▶ **THE TASK**
Output the records exactly. Include every line.

— Start MATERIAL SUPPLIED —

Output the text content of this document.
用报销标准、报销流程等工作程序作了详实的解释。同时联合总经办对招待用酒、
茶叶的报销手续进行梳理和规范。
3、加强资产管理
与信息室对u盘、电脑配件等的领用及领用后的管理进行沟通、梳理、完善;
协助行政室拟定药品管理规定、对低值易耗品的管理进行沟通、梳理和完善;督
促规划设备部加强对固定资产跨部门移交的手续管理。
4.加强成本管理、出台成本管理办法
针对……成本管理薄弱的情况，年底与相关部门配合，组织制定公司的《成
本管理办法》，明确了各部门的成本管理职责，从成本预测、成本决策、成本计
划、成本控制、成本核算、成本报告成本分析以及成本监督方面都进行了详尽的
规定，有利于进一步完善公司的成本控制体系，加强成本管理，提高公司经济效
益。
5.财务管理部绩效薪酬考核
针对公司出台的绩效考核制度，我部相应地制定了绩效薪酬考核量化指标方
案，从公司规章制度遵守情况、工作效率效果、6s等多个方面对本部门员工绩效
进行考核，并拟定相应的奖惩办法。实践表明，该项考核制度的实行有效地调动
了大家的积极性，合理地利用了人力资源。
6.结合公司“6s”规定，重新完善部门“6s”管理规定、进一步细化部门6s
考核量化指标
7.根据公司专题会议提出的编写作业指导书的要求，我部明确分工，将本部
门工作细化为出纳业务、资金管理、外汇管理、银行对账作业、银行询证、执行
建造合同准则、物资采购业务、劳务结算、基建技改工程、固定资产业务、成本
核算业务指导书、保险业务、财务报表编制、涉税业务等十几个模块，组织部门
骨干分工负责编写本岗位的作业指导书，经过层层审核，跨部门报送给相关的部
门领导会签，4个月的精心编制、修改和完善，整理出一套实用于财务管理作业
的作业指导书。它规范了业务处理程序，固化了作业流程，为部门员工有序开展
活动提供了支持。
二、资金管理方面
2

— End MATERIAL SUPPLIED —

▶ **WORKED ANSWER**
Output the text content of this document.
用报销标准、报销流程等工作程序作了详实的解释。同时联合总经办对招待用酒、
茶叶的报销手续进行梳理和规范。
3、加强资产管理
与信息室对u盘、电脑配件等的领用及领用后的管理进行沟通、梳理、完善;
协助行政室拟定药品管理规定、对低值易耗品的管理进行沟通、梳理和完善;督
促规划设备部加强对固定资产跨部门移交的手续管理。
4.加强成本管理、出台成本管理办法
针对……成本管理薄弱的情况，年底与相关部门配合，组织制定公司的《成
本管理办法》，明确了各部门的成本管理职责，从成本预测、成本决策、成本计
划、成本控制、成本核算、成本报告成本分析以及成本监督方面都进行了详尽的
规定，有利于进一步完善公司的成本控制体系，加强成本管理，提高公司经济效
益。
5.财务管理部绩效薪酬考核
针对公司出台的绩效考核制度，我部相应地制定了绩效薪酬考核量化指标方
案，从公司规章制度遵守情况、工作效率效果、6s等多个方面对本部门员工绩效
进行考核，并拟定相应的奖惩办法。实践表明，该项考核制度的实行有效地调动
了大家的积极性，合理地利用了人力资源。
6.结合公司“6s”规定，重新完善部门“6s”管理规定、进一步细化部门6s
考核量化指标
7.根据公司专题会议提出的编写作业指导书的要求，我部明确分工，将本部
门工作细化为出纳业务、资金管理、外汇管理、银行对账作业、银行询证、执行
建造合同准则、物资采购业务、劳务结算、基建技改工程、固定资产业务、成本
核算业务指导书、保险业务、财务报表编制、涉税业务等十几个模块，组织部门
骨干分工负责编写本岗位的作业指导书，经过层层审核，跨部门报送给相关的部
门领导会签，4个月的精心编制、修改和完善，整理出一套实用于财务管理作业
的作业指导书。它规范了业务处理程序，固化了作业流程，为部门员工有序开展
活动提供了支持。
二、资金管理方面
2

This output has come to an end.